▶ [WHAT YOU NEED TO DO]: Will you write out the data exactly, excluding every picture?

== DATASET RECORDS ==

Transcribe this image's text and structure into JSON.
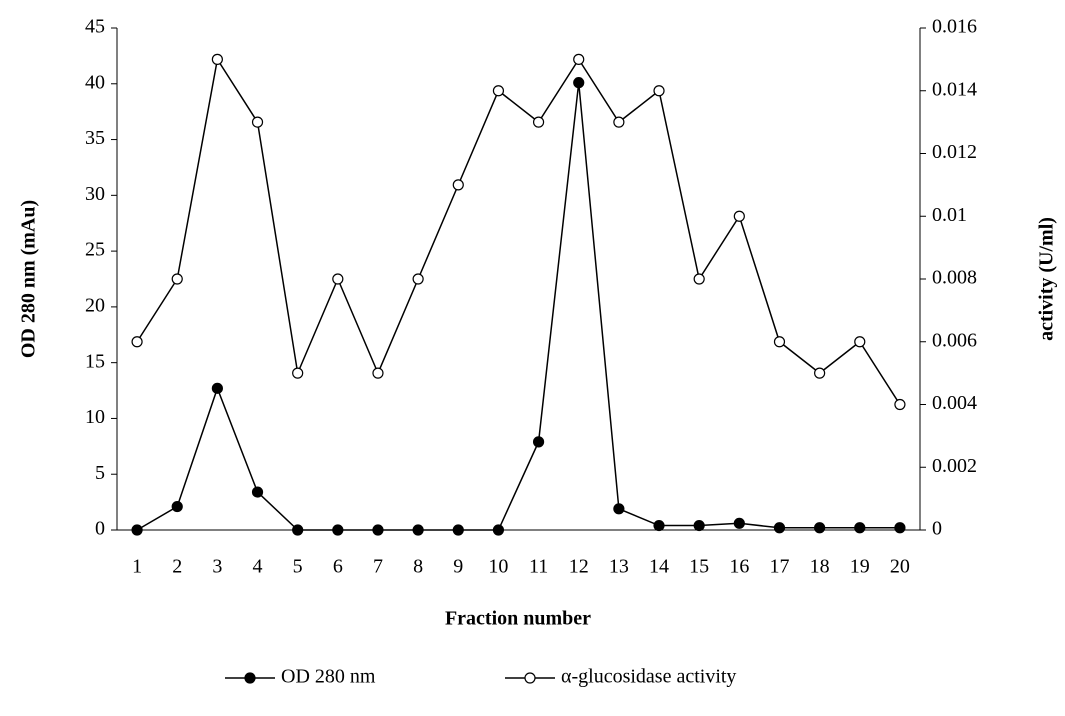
{
  "chart_data": {
    "type": "line",
    "categories": [
      "1",
      "2",
      "3",
      "4",
      "5",
      "6",
      "7",
      "8",
      "9",
      "10",
      "11",
      "12",
      "13",
      "14",
      "15",
      "16",
      "17",
      "18",
      "19",
      "20"
    ],
    "x_label": "Fraction number",
    "y_label": "OD 280 nm (mAu)",
    "y2_label": "activity (U/ml)",
    "ylim": [
      0,
      45
    ],
    "yticks": [
      0,
      5,
      10,
      15,
      20,
      25,
      30,
      35,
      40,
      45
    ],
    "y2lim": [
      0,
      0.016
    ],
    "y2ticks": [
      0,
      0.002,
      0.004,
      0.006,
      0.008,
      0.01,
      0.012,
      0.014,
      0.016
    ],
    "grid": false,
    "legend": "bottom",
    "series": [
      {
        "name": "OD 280 nm",
        "color": "#000000",
        "marker": "filled",
        "values": [
          0,
          2.1,
          12.7,
          3.4,
          0,
          0,
          0,
          0,
          0,
          0,
          7.9,
          40.1,
          1.9,
          0.4,
          0.4,
          0.6,
          0.2,
          0.2,
          0.2,
          0.2
        ]
      },
      {
        "name": "α-glucosidase activity",
        "color": "#000000",
        "marker": "open",
        "axis": "y2",
        "values": [
          0.006,
          0.008,
          0.015,
          0.013,
          0.005,
          0.008,
          0.005,
          0.008,
          0.011,
          0.014,
          0.013,
          0.015,
          0.013,
          0.014,
          0.008,
          0.01,
          0.006,
          0.005,
          0.006,
          0.004
        ]
      }
    ]
  }
}
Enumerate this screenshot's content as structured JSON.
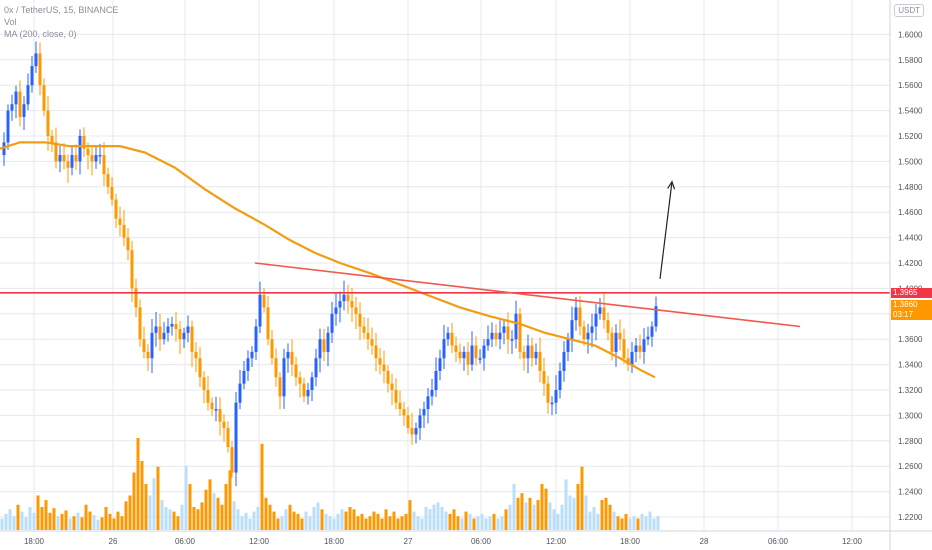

===

▶ [RESPONSE TO THIS EXERCISE]:
Transcribe this image's text and structure into JSON.
{
  "chart_data": {
    "type": "line",
    "categories": [
      "1",
      "2",
      "3",
      "4",
      "5",
      "6",
      "7",
      "8",
      "9",
      "10",
      "11",
      "12",
      "13",
      "14",
      "15",
      "16",
      "17",
      "18",
      "19",
      "20"
    ],
    "x_label": "Fraction number",
    "y_label": "OD 280 nm (mAu)",
    "y2_label": "activity (U/ml)",
    "ylim": [
      0,
      45
    ],
    "yticks": [
      0,
      5,
      10,
      15,
      20,
      25,
      30,
      35,
      40,
      45
    ],
    "y2lim": [
      0,
      0.016
    ],
    "y2ticks": [
      0,
      0.002,
      0.004,
      0.006,
      0.008,
      0.01,
      0.012,
      0.014,
      0.016
    ],
    "grid": false,
    "legend": "bottom",
    "series": [
      {
        "name": "OD 280 nm",
        "color": "#000000",
        "marker": "filled",
        "values": [
          0,
          2.1,
          12.7,
          3.4,
          0,
          0,
          0,
          0,
          0,
          0,
          7.9,
          40.1,
          1.9,
          0.4,
          0.4,
          0.6,
          0.2,
          0.2,
          0.2,
          0.2
        ]
      },
      {
        "name": "α-glucosidase activity",
        "color": "#000000",
        "marker": "open",
        "axis": "y2",
        "values": [
          0.006,
          0.008,
          0.015,
          0.013,
          0.005,
          0.008,
          0.005,
          0.008,
          0.011,
          0.014,
          0.013,
          0.015,
          0.013,
          0.014,
          0.008,
          0.01,
          0.006,
          0.005,
          0.006,
          0.004
        ]
      }
    ]
  }
}
Enumerate this screenshot's content as structured JSON.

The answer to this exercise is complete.